begin

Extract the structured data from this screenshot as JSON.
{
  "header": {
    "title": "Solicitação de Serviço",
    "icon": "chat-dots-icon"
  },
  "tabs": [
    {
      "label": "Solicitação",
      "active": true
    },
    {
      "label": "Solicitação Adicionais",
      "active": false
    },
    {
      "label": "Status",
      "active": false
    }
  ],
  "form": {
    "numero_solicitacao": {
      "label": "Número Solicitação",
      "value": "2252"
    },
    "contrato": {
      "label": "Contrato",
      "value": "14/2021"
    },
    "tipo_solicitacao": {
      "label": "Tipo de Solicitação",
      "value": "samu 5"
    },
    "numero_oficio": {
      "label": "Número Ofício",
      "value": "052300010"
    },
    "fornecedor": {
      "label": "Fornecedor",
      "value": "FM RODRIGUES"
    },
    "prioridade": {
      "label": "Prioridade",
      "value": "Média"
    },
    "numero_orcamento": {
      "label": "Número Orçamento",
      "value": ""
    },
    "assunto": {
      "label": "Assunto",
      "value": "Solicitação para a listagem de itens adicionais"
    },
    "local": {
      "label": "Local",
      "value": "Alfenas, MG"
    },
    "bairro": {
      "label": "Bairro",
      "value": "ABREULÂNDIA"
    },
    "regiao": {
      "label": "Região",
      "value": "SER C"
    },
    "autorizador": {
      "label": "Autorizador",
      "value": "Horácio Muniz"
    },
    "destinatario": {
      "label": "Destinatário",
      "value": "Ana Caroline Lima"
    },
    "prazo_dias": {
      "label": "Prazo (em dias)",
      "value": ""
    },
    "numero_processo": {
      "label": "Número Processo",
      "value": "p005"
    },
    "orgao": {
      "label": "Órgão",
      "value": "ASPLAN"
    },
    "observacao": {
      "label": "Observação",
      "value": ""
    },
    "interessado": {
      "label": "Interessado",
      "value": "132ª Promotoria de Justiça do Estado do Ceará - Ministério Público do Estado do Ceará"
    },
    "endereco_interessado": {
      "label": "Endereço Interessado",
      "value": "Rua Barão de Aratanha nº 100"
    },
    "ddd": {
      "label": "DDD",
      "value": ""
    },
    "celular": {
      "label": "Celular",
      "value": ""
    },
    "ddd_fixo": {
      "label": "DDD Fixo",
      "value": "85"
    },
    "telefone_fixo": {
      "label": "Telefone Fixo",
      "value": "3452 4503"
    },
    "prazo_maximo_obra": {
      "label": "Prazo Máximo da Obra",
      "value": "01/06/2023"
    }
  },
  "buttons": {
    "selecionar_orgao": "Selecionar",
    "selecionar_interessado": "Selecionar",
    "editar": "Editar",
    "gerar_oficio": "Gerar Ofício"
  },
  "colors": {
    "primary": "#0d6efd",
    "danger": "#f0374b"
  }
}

end

▶ [What you will do] Nothing in the listing may be changed; retype it all exactly.

▶ [Answer to this task]
Extract the structured data from this screenshot as JSON.
{
  "header": {
    "title": "Solicitação de Serviço",
    "icon": "chat-dots-icon"
  },
  "tabs": [
    {
      "label": "Solicitação",
      "active": true
    },
    {
      "label": "Solicitação Adicionais",
      "active": false
    },
    {
      "label": "Status",
      "active": false
    }
  ],
  "form": {
    "numero_solicitacao": {
      "label": "Número Solicitação",
      "value": "2252"
    },
    "contrato": {
      "label": "Contrato",
      "value": "14/2021"
    },
    "tipo_solicitacao": {
      "label": "Tipo de Solicitação",
      "value": "samu 5"
    },
    "numero_oficio": {
      "label": "Número Ofício",
      "value": "052300010"
    },
    "fornecedor": {
      "label": "Fornecedor",
      "value": "FM RODRIGUES"
    },
    "prioridade": {
      "label": "Prioridade",
      "value": "Média"
    },
    "numero_orcamento": {
      "label": "Número Orçamento",
      "value": ""
    },
    "assunto": {
      "label": "Assunto",
      "value": "Solicitação para a listagem de itens adicionais"
    },
    "local": {
      "label": "Local",
      "value": "Alfenas, MG"
    },
    "bairro": {
      "label": "Bairro",
      "value": "ABREULÂNDIA"
    },
    "regiao": {
      "label": "Região",
      "value": "SER C"
    },
    "autorizador": {
      "label": "Autorizador",
      "value": "Horácio Muniz"
    },
    "destinatario": {
      "label": "Destinatário",
      "value": "Ana Caroline Lima"
    },
    "prazo_dias": {
      "label": "Prazo (em dias)",
      "value": ""
    },
    "numero_processo": {
      "label": "Número Processo",
      "value": "p005"
    },
    "orgao": {
      "label": "Órgão",
      "value": "ASPLAN"
    },
    "observacao": {
      "label": "Observação",
      "value": ""
    },
    "interessado": {
      "label": "Interessado",
      "value": "132ª Promotoria de Justiça do Estado do Ceará - Ministério Público do Estado do Ceará"
    },
    "endereco_interessado": {
      "label": "Endereço Interessado",
      "value": "Rua Barão de Aratanha nº 100"
    },
    "ddd": {
      "label": "DDD",
      "value": ""
    },
    "celular": {
      "label": "Celular",
      "value": ""
    },
    "ddd_fixo": {
      "label": "DDD Fixo",
      "value": "85"
    },
    "telefone_fixo": {
      "label": "Telefone Fixo",
      "value": "3452 4503"
    },
    "prazo_maximo_obra": {
      "label": "Prazo Máximo da Obra",
      "value": "01/06/2023"
    }
  },
  "buttons": {
    "selecionar_orgao": "Selecionar",
    "selecionar_interessado": "Selecionar",
    "editar": "Editar",
    "gerar_oficio": "Gerar Ofício"
  },
  "colors": {
    "primary": "#0d6efd",
    "danger": "#f0374b"
  }
}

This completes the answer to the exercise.